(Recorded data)

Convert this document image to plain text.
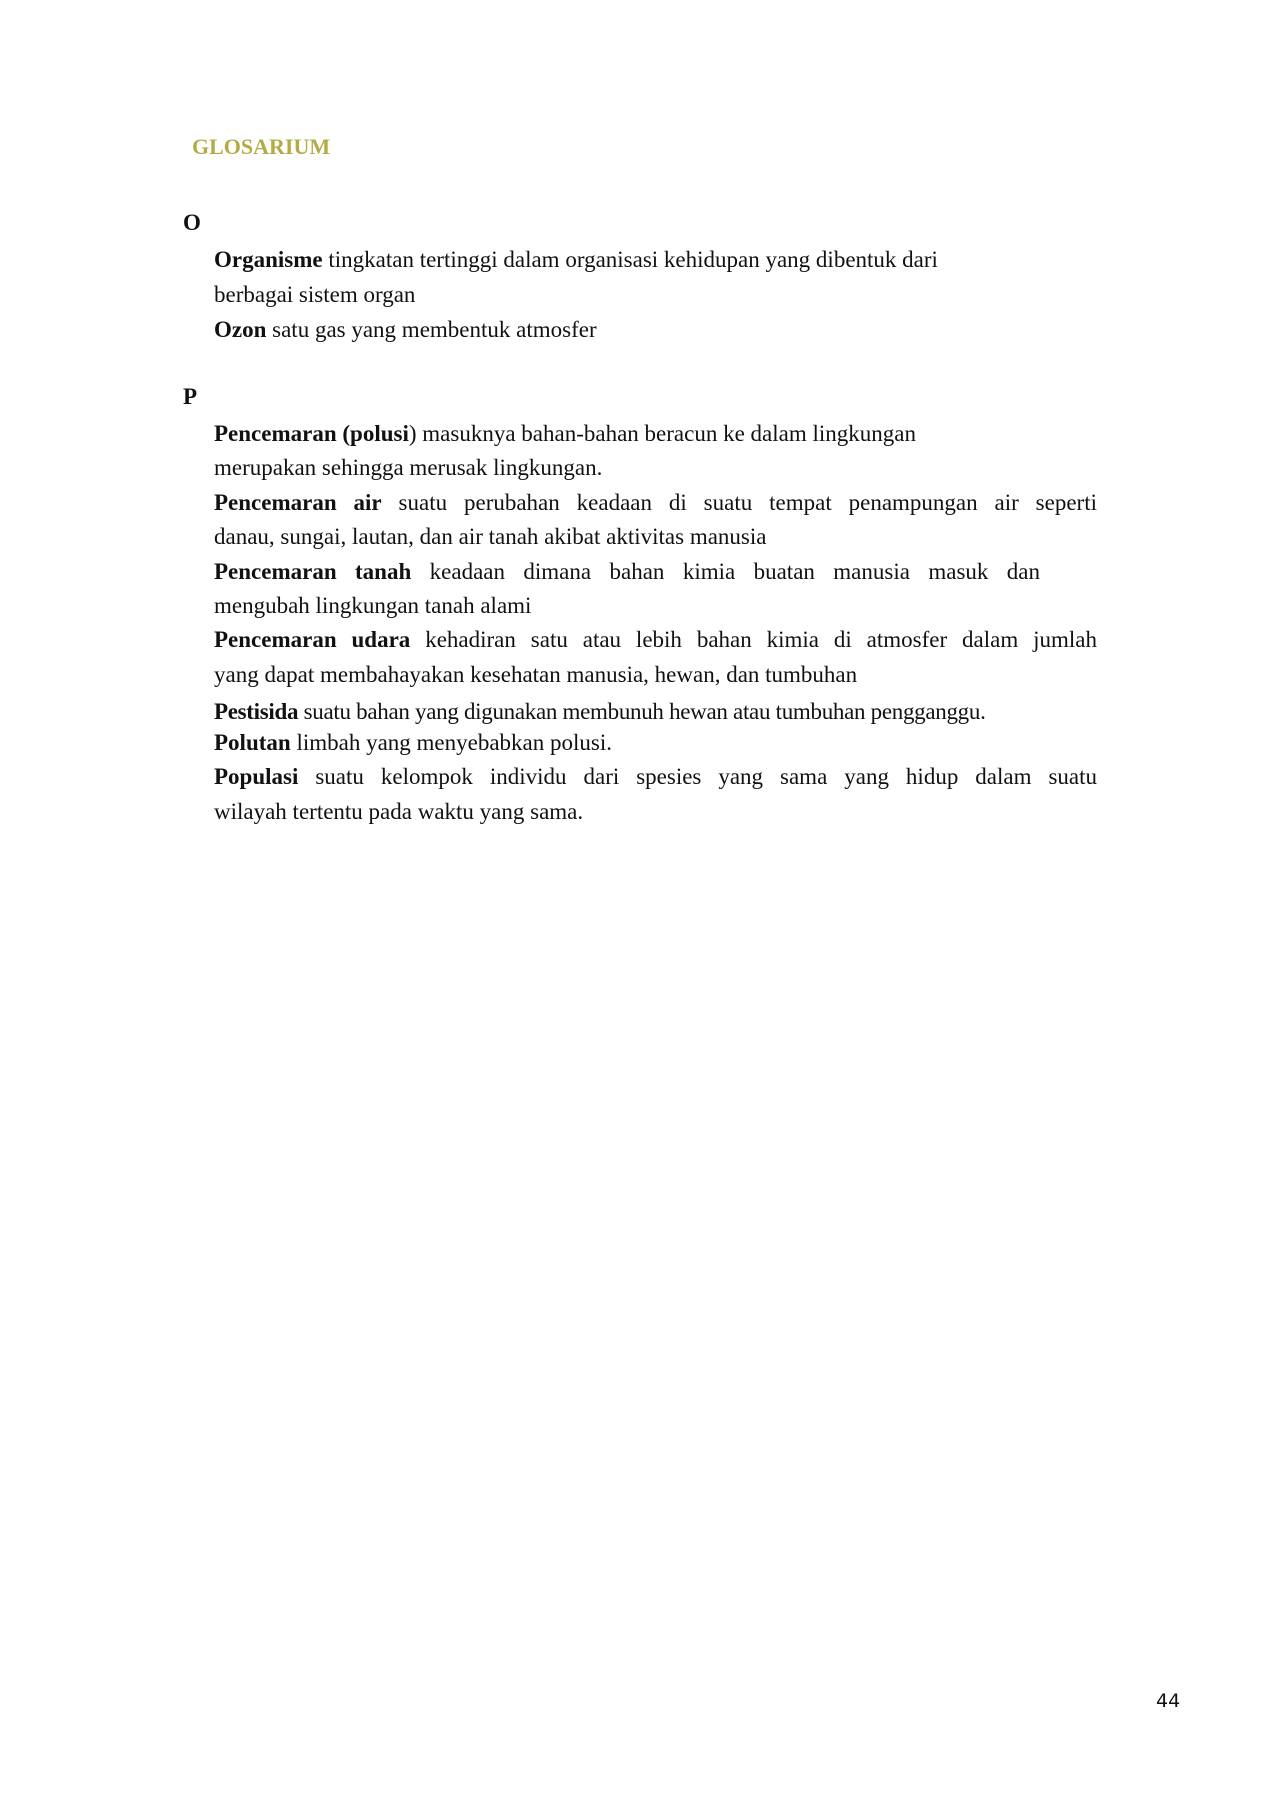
GLOSARIUM
O
Organisme tingkatan tertinggi dalam organisasi kehidupan yang dibentuk dari
berbagai sistem organ
Ozon satu gas yang membentuk atmosfer
P
Pencemaran (polusi) masuknya bahan-bahan beracun ke dalam lingkungan
merupakan sehingga merusak lingkungan.
Pencemaran air suatu perubahan keadaan di suatu tempat penampungan air seperti
danau, sungai, lautan, dan air tanah akibat aktivitas manusia
Pencemaran tanah keadaan dimana bahan kimia buatan manusia masuk dan
mengubah lingkungan tanah alami
Pencemaran udara kehadiran satu atau lebih bahan kimia di atmosfer dalam jumlah
yang dapat membahayakan kesehatan manusia, hewan, dan tumbuhan
Pestisida suatu bahan yang digunakan membunuh hewan atau tumbuhan pengganggu.
Polutan limbah yang menyebabkan polusi.
Populasi suatu kelompok individu dari spesies yang sama yang hidup dalam suatu
wilayah tertentu pada waktu yang sama.
44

*PROBLEM DESCRIPTION*.
Gather from the records above every line containing the string "dari".

*OUTPUT OF THE TASK*.
Organisme tingkatan tertinggi dalam organisasi kehidupan yang dibentuk dari
Populasi suatu kelompok individu dari spesies yang sama yang hidup dalam suatu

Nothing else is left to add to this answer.